## TASK MATERIAL
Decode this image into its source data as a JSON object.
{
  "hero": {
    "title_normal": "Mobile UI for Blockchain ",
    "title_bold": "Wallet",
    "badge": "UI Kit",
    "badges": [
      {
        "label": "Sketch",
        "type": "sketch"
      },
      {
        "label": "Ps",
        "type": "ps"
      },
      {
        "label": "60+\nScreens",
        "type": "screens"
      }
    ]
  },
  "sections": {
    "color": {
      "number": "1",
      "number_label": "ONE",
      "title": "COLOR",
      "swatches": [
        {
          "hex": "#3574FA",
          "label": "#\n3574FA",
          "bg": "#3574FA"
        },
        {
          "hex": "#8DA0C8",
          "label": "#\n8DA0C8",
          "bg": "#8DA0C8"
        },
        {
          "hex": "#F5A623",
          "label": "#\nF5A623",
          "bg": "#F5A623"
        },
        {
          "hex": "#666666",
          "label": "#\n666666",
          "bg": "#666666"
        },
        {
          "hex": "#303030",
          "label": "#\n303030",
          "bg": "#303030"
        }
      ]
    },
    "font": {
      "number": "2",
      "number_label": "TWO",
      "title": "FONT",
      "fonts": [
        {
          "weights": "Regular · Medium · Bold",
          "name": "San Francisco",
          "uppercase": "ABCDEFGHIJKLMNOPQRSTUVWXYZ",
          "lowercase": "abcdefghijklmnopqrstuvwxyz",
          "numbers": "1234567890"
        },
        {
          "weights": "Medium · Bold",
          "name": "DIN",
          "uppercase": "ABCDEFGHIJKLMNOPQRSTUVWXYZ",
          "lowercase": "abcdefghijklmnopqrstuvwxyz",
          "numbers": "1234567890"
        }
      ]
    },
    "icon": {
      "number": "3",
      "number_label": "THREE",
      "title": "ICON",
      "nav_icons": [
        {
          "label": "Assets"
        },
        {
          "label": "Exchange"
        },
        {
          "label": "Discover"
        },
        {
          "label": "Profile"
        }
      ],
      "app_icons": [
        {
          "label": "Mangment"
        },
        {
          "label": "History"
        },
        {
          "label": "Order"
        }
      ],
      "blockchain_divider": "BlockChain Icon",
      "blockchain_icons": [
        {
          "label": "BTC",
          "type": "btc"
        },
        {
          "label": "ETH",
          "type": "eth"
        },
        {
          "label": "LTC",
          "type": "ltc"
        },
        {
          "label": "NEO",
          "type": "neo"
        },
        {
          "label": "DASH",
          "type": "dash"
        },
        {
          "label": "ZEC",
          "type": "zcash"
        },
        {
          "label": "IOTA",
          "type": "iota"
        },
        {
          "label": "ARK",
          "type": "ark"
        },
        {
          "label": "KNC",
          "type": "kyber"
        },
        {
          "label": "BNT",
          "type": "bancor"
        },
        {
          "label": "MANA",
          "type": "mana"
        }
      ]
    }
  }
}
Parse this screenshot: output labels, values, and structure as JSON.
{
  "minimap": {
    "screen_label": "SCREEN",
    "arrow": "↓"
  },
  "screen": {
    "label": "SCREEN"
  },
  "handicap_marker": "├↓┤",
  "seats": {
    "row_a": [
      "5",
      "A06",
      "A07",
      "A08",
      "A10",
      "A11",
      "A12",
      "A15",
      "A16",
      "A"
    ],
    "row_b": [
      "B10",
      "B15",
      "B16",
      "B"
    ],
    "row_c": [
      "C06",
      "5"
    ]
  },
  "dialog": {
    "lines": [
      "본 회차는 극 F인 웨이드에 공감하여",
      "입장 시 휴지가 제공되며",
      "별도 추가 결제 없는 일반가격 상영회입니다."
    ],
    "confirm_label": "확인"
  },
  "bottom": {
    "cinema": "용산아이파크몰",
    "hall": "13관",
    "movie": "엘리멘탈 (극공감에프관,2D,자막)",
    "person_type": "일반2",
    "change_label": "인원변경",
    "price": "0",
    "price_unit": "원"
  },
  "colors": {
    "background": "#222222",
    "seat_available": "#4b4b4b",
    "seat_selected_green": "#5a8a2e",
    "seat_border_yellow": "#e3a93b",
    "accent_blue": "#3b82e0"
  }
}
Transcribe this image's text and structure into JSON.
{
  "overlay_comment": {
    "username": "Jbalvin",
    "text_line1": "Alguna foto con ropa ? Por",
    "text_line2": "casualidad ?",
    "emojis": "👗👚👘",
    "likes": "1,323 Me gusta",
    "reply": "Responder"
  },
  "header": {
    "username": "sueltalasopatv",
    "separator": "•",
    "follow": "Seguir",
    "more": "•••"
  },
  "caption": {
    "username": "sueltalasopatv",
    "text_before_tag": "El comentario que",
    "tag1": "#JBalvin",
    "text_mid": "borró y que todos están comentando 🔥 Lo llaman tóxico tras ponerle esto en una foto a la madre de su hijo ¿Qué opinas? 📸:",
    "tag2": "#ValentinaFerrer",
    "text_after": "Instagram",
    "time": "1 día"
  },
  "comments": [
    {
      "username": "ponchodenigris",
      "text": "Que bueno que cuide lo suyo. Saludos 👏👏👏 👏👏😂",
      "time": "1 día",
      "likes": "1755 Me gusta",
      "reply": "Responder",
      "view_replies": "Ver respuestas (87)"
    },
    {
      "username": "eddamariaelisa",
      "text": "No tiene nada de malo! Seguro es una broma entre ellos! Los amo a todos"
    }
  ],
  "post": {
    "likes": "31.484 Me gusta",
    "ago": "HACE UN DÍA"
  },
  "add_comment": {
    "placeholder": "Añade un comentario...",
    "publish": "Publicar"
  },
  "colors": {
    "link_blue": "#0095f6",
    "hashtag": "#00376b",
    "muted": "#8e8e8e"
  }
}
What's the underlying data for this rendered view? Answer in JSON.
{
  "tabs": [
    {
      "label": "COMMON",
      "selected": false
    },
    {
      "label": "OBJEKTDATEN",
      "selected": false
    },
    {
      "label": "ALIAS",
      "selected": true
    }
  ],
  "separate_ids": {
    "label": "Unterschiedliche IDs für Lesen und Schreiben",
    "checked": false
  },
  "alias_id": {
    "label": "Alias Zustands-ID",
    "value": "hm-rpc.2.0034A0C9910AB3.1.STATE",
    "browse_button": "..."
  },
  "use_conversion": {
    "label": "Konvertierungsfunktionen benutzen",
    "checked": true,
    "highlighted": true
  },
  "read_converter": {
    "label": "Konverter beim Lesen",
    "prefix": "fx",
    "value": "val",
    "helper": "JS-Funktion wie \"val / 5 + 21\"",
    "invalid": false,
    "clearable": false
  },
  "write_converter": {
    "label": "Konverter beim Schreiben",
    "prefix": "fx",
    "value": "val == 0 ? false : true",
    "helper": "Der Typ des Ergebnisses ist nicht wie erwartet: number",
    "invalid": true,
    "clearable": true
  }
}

## TASK DESCRIPTION
Above are some records; extract every one of them exactly.

## EXERCISE RESPONSE
Decode this image into its source data as a JSON object.
{
  "hero": {
    "title_normal": "Mobile UI for Blockchain ",
    "title_bold": "Wallet",
    "badge": "UI Kit",
    "badges": [
      {
        "label": "Sketch",
        "type": "sketch"
      },
      {
        "label": "Ps",
        "type": "ps"
      },
      {
        "label": "60+\nScreens",
        "type": "screens"
      }
    ]
  },
  "sections": {
    "color": {
      "number": "1",
      "number_label": "ONE",
      "title": "COLOR",
      "swatches": [
        {
          "hex": "#3574FA",
          "label": "#\n3574FA",
          "bg": "#3574FA"
        },
        {
          "hex": "#8DA0C8",
          "label": "#\n8DA0C8",
          "bg": "#8DA0C8"
        },
        {
          "hex": "#F5A623",
          "label": "#\nF5A623",
          "bg": "#F5A623"
        },
        {
          "hex": "#666666",
          "label": "#\n666666",
          "bg": "#666666"
        },
        {
          "hex": "#303030",
          "label": "#\n303030",
          "bg": "#303030"
        }
      ]
    },
    "font": {
      "number": "2",
      "number_label": "TWO",
      "title": "FONT",
      "fonts": [
        {
          "weights": "Regular · Medium · Bold",
          "name": "San Francisco",
          "uppercase": "ABCDEFGHIJKLMNOPQRSTUVWXYZ",
          "lowercase": "abcdefghijklmnopqrstuvwxyz",
          "numbers": "1234567890"
        },
        {
          "weights": "Medium · Bold",
          "name": "DIN",
          "uppercase": "ABCDEFGHIJKLMNOPQRSTUVWXYZ",
          "lowercase": "abcdefghijklmnopqrstuvwxyz",
          "numbers": "1234567890"
        }
      ]
    },
    "icon": {
      "number": "3",
      "number_label": "THREE",
      "title": "ICON",
      "nav_icons": [
        {
          "label": "Assets"
        },
        {
          "label": "Exchange"
        },
        {
          "label": "Discover"
        },
        {
          "label": "Profile"
        }
      ],
      "app_icons": [
        {
          "label": "Mangment"
        },
        {
          "label": "History"
        },
        {
          "label": "Order"
        }
      ],
      "blockchain_divider": "BlockChain Icon",
      "blockchain_icons": [
        {
          "label": "BTC",
          "type": "btc"
        },
        {
          "label": "ETH",
          "type": "eth"
        },
        {
          "label": "LTC",
          "type": "ltc"
        },
        {
          "label": "NEO",
          "type": "neo"
        },
        {
          "label": "DASH",
          "type": "dash"
        },
        {
          "label": "ZEC",
          "type": "zcash"
        },
        {
          "label": "IOTA",
          "type": "iota"
        },
        {
          "label": "ARK",
          "type": "ark"
        },
        {
          "label": "KNC",
          "type": "kyber"
        },
        {
          "label": "BNT",
          "type": "bancor"
        },
        {
          "label": "MANA",
          "type": "mana"
        }
      ]
    }
  }
}
Parse this screenshot: output labels, values, and structure as JSON.
{
  "minimap": {
    "screen_label": "SCREEN",
    "arrow": "↓"
  },
  "screen": {
    "label": "SCREEN"
  },
  "handicap_marker": "├↓┤",
  "seats": {
    "row_a": [
      "5",
      "A06",
      "A07",
      "A08",
      "A10",
      "A11",
      "A12",
      "A15",
      "A16",
      "A"
    ],
    "row_b": [
      "B10",
      "B15",
      "B16",
      "B"
    ],
    "row_c": [
      "C06",
      "5"
    ]
  },
  "dialog": {
    "lines": [
      "본 회차는 극 F인 웨이드에 공감하여",
      "입장 시 휴지가 제공되며",
      "별도 추가 결제 없는 일반가격 상영회입니다."
    ],
    "confirm_label": "확인"
  },
  "bottom": {
    "cinema": "용산아이파크몰",
    "hall": "13관",
    "movie": "엘리멘탈 (극공감에프관,2D,자막)",
    "person_type": "일반2",
    "change_label": "인원변경",
    "price": "0",
    "price_unit": "원"
  },
  "colors": {
    "background": "#222222",
    "seat_available": "#4b4b4b",
    "seat_selected_green": "#5a8a2e",
    "seat_border_yellow": "#e3a93b",
    "accent_blue": "#3b82e0"
  }
}
Transcribe this image's text and structure into JSON.
{
  "overlay_comment": {
    "username": "Jbalvin",
    "text_line1": "Alguna foto con ropa ? Por",
    "text_line2": "casualidad ?",
    "emojis": "👗👚👘",
    "likes": "1,323 Me gusta",
    "reply": "Responder"
  },
  "header": {
    "username": "sueltalasopatv",
    "separator": "•",
    "follow": "Seguir",
    "more": "•••"
  },
  "caption": {
    "username": "sueltalasopatv",
    "text_before_tag": "El comentario que",
    "tag1": "#JBalvin",
    "text_mid": "borró y que todos están comentando 🔥 Lo llaman tóxico tras ponerle esto en una foto a la madre de su hijo ¿Qué opinas? 📸:",
    "tag2": "#ValentinaFerrer",
    "text_after": "Instagram",
    "time": "1 día"
  },
  "comments": [
    {
      "username": "ponchodenigris",
      "text": "Que bueno que cuide lo suyo. Saludos 👏👏👏 👏👏😂",
      "time": "1 día",
      "likes": "1755 Me gusta",
      "reply": "Responder",
      "view_replies": "Ver respuestas (87)"
    },
    {
      "username": "eddamariaelisa",
      "text": "No tiene nada de malo! Seguro es una broma entre ellos! Los amo a todos"
    }
  ],
  "post": {
    "likes": "31.484 Me gusta",
    "ago": "HACE UN DÍA"
  },
  "add_comment": {
    "placeholder": "Añade un comentario...",
    "publish": "Publicar"
  },
  "colors": {
    "link_blue": "#0095f6",
    "hashtag": "#00376b",
    "muted": "#8e8e8e"
  }
}
What's the underlying data for this rendered view? Answer in JSON.
{
  "tabs": [
    {
      "label": "COMMON",
      "selected": false
    },
    {
      "label": "OBJEKTDATEN",
      "selected": false
    },
    {
      "label": "ALIAS",
      "selected": true
    }
  ],
  "separate_ids": {
    "label": "Unterschiedliche IDs für Lesen und Schreiben",
    "checked": false
  },
  "alias_id": {
    "label": "Alias Zustands-ID",
    "value": "hm-rpc.2.0034A0C9910AB3.1.STATE",
    "browse_button": "..."
  },
  "use_conversion": {
    "label": "Konvertierungsfunktionen benutzen",
    "checked": true,
    "highlighted": true
  },
  "read_converter": {
    "label": "Konverter beim Lesen",
    "prefix": "fx",
    "value": "val",
    "helper": "JS-Funktion wie \"val / 5 + 21\"",
    "invalid": false,
    "clearable": false
  },
  "write_converter": {
    "label": "Konverter beim Schreiben",
    "prefix": "fx",
    "value": "val == 0 ? false : true",
    "helper": "Der Typ des Ergebnisses ist nicht wie erwartet: number",
    "invalid": true,
    "clearable": true
  }
}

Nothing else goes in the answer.